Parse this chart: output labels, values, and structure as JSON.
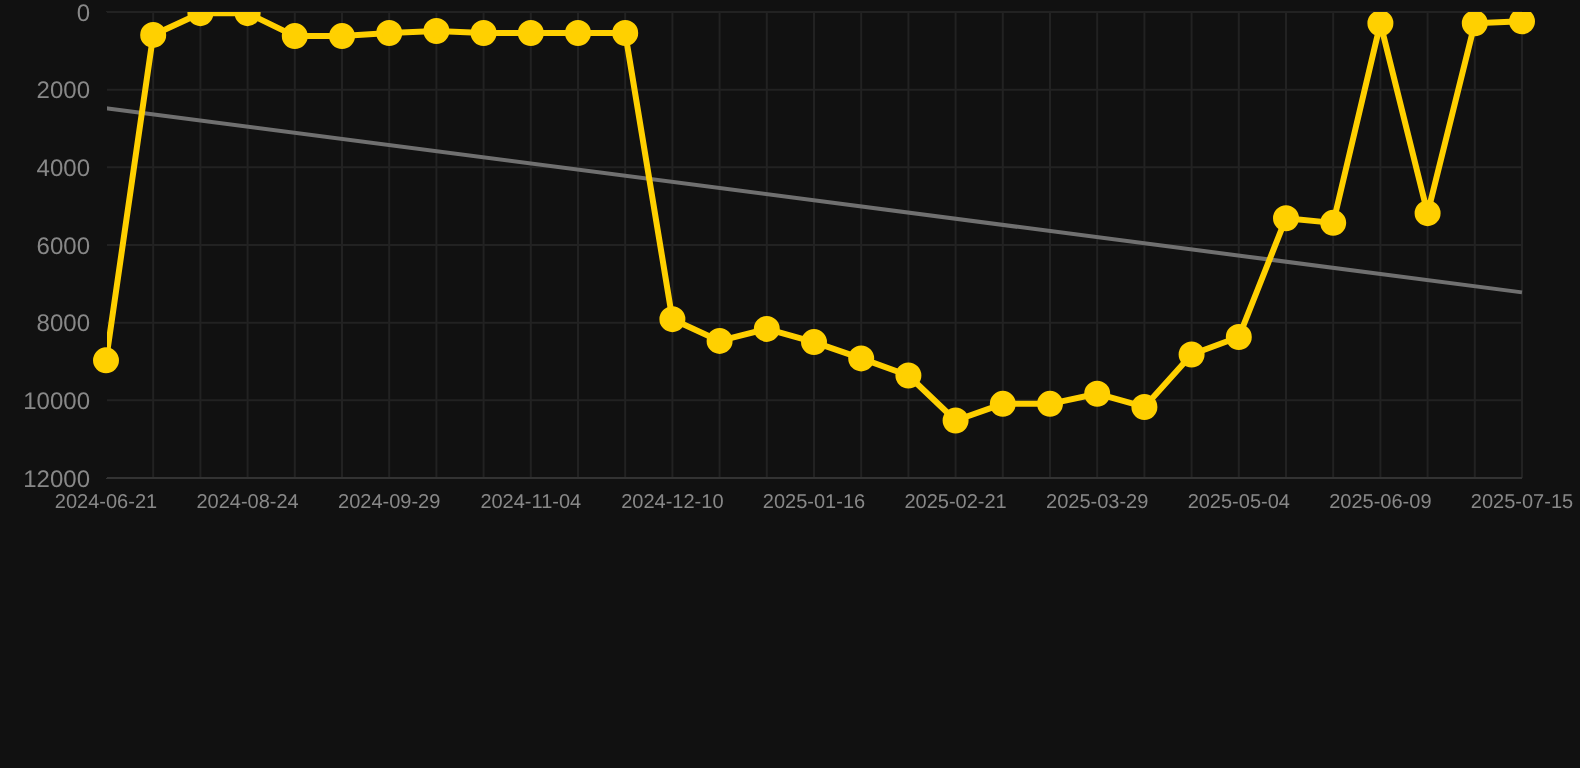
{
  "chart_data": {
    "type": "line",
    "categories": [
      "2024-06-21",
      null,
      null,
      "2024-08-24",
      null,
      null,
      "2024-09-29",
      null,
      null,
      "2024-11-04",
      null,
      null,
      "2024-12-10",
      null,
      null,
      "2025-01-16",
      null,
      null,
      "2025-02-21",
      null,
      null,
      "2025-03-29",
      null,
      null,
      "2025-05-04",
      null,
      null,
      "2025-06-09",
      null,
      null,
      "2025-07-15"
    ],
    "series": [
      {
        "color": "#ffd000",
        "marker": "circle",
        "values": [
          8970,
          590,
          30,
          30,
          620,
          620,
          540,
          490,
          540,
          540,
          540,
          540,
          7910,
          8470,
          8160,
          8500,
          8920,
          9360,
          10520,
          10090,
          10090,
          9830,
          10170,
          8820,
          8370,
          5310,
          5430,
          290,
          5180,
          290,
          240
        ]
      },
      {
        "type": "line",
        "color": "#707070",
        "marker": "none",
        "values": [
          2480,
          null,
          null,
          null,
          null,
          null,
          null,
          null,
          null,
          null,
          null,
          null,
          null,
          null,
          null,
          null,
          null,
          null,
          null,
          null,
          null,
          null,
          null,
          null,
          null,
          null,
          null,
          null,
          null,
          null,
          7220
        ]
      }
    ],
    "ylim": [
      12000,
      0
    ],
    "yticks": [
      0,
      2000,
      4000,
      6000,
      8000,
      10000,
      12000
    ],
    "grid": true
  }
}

- Written task -
The records above must be printed exactly; the pictures stay out.

- Written response -
Parse this chart: output labels, values, and structure as JSON.
{
  "chart_data": {
    "type": "line",
    "categories": [
      "2024-06-21",
      null,
      null,
      "2024-08-24",
      null,
      null,
      "2024-09-29",
      null,
      null,
      "2024-11-04",
      null,
      null,
      "2024-12-10",
      null,
      null,
      "2025-01-16",
      null,
      null,
      "2025-02-21",
      null,
      null,
      "2025-03-29",
      null,
      null,
      "2025-05-04",
      null,
      null,
      "2025-06-09",
      null,
      null,
      "2025-07-15"
    ],
    "series": [
      {
        "color": "#ffd000",
        "marker": "circle",
        "values": [
          8970,
          590,
          30,
          30,
          620,
          620,
          540,
          490,
          540,
          540,
          540,
          540,
          7910,
          8470,
          8160,
          8500,
          8920,
          9360,
          10520,
          10090,
          10090,
          9830,
          10170,
          8820,
          8370,
          5310,
          5430,
          290,
          5180,
          290,
          240
        ]
      },
      {
        "type": "line",
        "color": "#707070",
        "marker": "none",
        "values": [
          2480,
          null,
          null,
          null,
          null,
          null,
          null,
          null,
          null,
          null,
          null,
          null,
          null,
          null,
          null,
          null,
          null,
          null,
          null,
          null,
          null,
          null,
          null,
          null,
          null,
          null,
          null,
          null,
          null,
          null,
          7220
        ]
      }
    ],
    "ylim": [
      12000,
      0
    ],
    "yticks": [
      0,
      2000,
      4000,
      6000,
      8000,
      10000,
      12000
    ],
    "grid": true
  }
}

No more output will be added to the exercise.